### PROBLEM DETAILS
Please reproduce word for word the passage of the essay on negative liberty between "I think it’s" and "social & economic relations.", inclusive.

### PAGE TEXT
--- Start ---
Title: Negative Liberty & Hardness
Author: William Gillis
Date: 22nd December 2018
Source: http://humaniterations.net/2018/12/22/negative-liberty-and-hardness

I think it’s insufficiently analyzed how the banner of “negative liberty” often replicates the “hardness” of masculinity and gets wrapped in it. Interdependence & contingency of feelings is often ridiculed alongside means of interdependence & contingency in social & economic relations.

I’ve long been skeptical of the ways “autonomy” – instead of “freedom” – gets thrown around in the left because of how often it is used as something like “sovereignty” and how quickly I’ve seen said negative approach to freedom collapse to nativism, isolationism, and self-reliance as the true goal. And it always tends to be coded masculine or appeal to masculine tropes.

Don’t get me wrong, I’m a big believer in individualism – that the rational evaluative agency of individuals should be constantly focused on and enshrined, never ceded to “groups” or other institutional or collective entities. I deplore approaches to structuring society or even analyzing it that don’t put individual agency first. But that’s not remotely the same thing as never being interdependent. An individual can have strong agency in a web of interdependence. Indeed the further the impact of their choices stretch the more agency they have, whereas merely being “free” from outside influence or connection is the freedom of the prison cell.
--- End ---
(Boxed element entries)
--- Start ---
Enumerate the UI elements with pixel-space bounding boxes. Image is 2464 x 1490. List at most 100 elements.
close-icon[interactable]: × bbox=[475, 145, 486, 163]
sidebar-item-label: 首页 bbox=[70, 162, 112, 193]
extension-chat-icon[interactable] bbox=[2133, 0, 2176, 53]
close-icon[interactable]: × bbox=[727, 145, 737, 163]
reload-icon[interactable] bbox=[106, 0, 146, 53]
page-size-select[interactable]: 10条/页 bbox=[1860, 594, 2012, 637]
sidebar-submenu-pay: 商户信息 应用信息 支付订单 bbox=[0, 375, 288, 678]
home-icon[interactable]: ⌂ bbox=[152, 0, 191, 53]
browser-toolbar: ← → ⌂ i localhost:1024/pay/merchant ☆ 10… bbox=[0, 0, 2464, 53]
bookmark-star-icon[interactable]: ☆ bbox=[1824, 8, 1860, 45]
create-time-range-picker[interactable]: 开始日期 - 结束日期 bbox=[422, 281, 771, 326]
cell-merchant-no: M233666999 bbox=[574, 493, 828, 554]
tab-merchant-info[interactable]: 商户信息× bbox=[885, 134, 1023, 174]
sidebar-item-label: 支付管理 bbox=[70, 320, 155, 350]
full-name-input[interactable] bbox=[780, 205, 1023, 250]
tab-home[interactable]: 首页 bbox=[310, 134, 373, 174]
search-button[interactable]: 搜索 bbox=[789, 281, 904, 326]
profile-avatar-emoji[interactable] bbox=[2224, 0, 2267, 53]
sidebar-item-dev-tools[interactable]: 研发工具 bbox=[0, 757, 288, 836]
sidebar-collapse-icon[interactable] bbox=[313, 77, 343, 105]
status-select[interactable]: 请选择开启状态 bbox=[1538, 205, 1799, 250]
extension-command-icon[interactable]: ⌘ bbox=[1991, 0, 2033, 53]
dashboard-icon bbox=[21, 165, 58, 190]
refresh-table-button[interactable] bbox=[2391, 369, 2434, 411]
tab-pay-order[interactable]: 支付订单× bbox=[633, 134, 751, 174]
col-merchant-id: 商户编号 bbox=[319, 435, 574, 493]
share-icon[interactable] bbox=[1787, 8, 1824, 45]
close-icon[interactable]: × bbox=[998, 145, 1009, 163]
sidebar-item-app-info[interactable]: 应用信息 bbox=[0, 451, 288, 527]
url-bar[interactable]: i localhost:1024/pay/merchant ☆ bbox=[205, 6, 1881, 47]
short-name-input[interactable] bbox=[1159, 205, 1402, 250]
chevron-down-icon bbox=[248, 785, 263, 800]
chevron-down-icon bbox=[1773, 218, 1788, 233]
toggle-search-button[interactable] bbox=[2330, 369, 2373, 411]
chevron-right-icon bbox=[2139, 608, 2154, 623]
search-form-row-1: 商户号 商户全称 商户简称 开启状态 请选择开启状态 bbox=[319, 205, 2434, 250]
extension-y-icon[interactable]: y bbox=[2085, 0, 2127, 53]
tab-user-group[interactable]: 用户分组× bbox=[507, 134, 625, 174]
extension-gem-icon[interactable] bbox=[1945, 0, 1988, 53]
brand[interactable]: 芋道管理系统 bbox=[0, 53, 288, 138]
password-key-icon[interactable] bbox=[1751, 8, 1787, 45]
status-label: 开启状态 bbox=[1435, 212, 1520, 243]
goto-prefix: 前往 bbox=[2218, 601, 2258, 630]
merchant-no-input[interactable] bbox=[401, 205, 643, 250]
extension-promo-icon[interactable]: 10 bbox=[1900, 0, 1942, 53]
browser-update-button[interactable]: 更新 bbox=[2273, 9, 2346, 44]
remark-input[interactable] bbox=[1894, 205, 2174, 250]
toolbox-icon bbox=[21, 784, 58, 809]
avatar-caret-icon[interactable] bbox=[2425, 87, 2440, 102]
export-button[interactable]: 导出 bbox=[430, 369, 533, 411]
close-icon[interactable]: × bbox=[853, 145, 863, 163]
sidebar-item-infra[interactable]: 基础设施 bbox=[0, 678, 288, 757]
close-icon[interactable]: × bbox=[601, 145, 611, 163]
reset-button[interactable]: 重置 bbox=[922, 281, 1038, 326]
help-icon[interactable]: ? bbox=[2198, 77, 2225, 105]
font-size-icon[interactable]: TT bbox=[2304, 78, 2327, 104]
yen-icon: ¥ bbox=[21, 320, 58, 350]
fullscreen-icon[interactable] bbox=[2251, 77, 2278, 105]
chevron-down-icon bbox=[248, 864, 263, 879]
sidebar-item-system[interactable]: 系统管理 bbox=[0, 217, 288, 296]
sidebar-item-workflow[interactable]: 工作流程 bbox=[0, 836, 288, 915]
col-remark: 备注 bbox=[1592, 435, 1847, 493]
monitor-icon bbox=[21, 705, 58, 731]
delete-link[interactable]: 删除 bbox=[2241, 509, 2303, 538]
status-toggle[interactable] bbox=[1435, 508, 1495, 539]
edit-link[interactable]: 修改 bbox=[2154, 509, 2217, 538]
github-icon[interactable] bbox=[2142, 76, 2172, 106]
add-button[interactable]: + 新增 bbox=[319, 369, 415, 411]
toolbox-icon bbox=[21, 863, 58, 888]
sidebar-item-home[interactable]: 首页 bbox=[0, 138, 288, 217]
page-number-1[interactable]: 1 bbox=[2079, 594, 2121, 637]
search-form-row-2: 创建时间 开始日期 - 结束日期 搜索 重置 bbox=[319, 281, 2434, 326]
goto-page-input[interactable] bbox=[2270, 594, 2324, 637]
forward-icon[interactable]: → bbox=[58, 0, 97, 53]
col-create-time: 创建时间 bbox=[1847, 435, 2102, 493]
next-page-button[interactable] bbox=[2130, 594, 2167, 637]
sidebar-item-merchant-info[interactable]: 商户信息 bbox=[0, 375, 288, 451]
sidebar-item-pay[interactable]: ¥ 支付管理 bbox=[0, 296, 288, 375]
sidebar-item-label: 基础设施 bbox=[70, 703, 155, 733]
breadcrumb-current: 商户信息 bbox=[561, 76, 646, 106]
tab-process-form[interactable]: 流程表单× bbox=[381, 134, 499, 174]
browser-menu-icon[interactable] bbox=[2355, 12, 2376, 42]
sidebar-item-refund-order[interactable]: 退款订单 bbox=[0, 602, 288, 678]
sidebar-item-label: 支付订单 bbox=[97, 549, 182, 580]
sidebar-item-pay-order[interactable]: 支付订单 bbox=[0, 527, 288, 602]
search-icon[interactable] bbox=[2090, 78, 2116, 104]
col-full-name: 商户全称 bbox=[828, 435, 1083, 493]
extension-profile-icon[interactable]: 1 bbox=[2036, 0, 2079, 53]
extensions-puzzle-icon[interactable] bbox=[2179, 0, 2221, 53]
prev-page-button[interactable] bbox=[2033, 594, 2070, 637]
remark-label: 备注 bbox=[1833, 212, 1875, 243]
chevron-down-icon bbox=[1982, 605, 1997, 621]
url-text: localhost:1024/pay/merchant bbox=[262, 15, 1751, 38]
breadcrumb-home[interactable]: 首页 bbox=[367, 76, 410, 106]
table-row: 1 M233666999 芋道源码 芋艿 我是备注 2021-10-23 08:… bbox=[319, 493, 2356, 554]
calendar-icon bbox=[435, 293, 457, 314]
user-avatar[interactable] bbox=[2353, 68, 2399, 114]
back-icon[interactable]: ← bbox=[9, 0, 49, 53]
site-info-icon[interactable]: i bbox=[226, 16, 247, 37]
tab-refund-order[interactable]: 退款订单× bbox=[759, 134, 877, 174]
--- End ---
### COMPLETE OUTPUT
I think it’s insufficiently analyzed how the banner of “negative liberty” often replicates the “hardness” of masculinity and gets wrapped in it. Interdependence & contingency of feelings is often ridiculed alongside means of interdependence & contingency in social & economic relations.